--- Start ---

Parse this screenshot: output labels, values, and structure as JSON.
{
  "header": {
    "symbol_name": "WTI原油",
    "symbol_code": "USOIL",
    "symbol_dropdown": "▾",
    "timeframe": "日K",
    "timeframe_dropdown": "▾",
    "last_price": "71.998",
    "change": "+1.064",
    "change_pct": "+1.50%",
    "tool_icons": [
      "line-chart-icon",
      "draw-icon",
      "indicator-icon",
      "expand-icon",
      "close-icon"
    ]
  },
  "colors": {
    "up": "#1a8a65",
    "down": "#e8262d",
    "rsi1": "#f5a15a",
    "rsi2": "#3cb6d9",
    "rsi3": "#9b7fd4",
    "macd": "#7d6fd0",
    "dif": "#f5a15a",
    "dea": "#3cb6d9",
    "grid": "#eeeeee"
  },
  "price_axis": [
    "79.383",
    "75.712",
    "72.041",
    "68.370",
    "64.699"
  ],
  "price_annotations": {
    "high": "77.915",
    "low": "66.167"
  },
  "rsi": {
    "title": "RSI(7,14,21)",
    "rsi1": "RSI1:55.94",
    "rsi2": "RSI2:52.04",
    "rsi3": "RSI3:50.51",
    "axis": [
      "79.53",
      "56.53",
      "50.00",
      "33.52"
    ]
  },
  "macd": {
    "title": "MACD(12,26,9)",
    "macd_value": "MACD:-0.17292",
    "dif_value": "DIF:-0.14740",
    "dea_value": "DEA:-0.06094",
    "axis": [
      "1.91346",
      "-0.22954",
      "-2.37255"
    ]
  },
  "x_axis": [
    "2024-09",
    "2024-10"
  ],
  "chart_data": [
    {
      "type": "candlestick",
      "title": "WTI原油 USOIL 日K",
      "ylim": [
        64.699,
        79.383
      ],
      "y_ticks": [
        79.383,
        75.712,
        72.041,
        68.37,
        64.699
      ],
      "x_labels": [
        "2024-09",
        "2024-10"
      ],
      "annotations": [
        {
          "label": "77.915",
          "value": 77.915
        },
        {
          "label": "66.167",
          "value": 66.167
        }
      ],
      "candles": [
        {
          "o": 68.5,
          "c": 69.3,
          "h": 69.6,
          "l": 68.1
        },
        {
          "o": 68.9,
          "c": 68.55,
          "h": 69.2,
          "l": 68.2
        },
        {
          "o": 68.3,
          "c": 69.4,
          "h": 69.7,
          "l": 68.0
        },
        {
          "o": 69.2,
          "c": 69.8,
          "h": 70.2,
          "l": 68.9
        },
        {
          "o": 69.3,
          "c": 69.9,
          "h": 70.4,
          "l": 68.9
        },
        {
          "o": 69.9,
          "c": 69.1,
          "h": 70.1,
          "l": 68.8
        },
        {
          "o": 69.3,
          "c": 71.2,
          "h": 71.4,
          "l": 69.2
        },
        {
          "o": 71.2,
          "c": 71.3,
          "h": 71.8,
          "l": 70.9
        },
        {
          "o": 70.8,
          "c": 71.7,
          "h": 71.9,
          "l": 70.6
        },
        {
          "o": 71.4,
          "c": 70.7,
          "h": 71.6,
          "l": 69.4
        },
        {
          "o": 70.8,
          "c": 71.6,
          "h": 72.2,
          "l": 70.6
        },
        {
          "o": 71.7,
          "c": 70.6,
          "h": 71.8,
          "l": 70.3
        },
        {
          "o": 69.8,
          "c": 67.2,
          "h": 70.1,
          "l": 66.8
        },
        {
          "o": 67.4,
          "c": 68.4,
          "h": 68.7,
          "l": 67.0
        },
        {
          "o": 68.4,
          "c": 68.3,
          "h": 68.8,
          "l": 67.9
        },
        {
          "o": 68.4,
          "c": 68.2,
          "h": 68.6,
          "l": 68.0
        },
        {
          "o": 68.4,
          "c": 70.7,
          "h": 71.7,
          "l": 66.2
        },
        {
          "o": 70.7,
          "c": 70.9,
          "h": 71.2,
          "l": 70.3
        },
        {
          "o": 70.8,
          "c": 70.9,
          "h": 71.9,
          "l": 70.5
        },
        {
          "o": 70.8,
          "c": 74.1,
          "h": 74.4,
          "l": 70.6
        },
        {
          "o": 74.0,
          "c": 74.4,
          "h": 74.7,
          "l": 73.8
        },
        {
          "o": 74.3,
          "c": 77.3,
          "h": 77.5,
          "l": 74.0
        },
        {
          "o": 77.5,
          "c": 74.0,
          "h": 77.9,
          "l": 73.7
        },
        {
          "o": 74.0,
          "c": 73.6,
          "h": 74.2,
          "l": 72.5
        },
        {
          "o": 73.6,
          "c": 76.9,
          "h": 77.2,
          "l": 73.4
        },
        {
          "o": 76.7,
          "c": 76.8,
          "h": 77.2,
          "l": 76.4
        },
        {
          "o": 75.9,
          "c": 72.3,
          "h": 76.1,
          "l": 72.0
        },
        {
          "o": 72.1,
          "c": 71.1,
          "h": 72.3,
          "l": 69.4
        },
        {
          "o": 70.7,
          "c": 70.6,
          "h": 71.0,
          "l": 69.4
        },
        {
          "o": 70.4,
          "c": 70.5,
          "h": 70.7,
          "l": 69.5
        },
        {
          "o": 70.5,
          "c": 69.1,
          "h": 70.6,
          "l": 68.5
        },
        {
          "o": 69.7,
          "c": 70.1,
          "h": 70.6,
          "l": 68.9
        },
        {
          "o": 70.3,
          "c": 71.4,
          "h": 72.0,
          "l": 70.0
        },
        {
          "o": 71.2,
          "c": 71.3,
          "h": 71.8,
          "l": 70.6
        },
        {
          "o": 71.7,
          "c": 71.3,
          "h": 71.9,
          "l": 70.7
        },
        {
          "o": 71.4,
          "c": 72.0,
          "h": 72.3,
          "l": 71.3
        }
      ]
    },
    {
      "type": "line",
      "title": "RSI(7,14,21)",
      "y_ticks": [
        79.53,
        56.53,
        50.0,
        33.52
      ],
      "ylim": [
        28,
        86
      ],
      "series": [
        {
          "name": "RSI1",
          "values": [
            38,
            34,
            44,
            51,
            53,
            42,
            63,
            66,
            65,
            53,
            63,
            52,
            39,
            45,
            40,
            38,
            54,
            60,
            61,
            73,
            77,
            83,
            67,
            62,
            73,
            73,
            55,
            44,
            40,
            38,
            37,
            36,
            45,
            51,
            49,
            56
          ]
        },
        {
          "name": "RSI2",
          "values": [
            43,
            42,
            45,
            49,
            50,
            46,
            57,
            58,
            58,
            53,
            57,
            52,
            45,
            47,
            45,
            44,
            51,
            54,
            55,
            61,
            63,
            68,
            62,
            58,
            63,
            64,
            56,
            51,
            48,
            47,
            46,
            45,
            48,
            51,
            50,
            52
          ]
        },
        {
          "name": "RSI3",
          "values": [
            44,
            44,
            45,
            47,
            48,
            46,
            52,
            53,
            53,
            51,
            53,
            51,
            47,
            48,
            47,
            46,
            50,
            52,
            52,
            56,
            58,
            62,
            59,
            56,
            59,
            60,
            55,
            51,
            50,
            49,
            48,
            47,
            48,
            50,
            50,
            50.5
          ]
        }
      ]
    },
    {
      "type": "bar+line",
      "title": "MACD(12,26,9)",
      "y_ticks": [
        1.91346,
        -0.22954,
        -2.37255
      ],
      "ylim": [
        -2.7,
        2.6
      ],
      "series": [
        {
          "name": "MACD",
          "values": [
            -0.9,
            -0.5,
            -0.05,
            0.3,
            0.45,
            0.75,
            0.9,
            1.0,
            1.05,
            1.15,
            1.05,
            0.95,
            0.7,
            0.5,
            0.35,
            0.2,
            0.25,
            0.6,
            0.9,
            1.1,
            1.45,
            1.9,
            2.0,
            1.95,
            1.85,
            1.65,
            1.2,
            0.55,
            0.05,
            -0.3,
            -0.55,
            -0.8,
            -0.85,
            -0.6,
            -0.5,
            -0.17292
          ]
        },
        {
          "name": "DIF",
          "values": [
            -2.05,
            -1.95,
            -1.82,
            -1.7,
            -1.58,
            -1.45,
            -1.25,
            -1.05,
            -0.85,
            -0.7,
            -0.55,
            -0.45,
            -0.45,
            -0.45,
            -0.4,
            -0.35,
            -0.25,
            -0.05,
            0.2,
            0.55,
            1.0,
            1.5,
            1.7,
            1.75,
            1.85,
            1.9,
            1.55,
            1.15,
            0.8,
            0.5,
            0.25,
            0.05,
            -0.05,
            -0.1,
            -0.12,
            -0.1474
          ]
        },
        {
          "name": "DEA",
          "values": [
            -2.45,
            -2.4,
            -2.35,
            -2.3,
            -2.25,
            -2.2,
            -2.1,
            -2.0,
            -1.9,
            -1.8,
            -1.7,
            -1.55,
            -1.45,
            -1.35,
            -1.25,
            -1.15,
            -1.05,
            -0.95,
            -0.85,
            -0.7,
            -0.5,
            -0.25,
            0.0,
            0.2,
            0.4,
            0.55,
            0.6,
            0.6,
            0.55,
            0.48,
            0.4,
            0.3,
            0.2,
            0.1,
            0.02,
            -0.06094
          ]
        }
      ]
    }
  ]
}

--- End ---

_DIRECTIONS FOR THIS TASK:_ Search the records for the word "title", then list every line that has it.

_SOLVED EXERCISE:_
    "title": "RSI(7,14,21)",
    "title": "MACD(12,26,9)",
      "title": "WTI原油 USOIL 日K",
      "title": "RSI(7,14,21)",
      "title": "MACD(12,26,9)",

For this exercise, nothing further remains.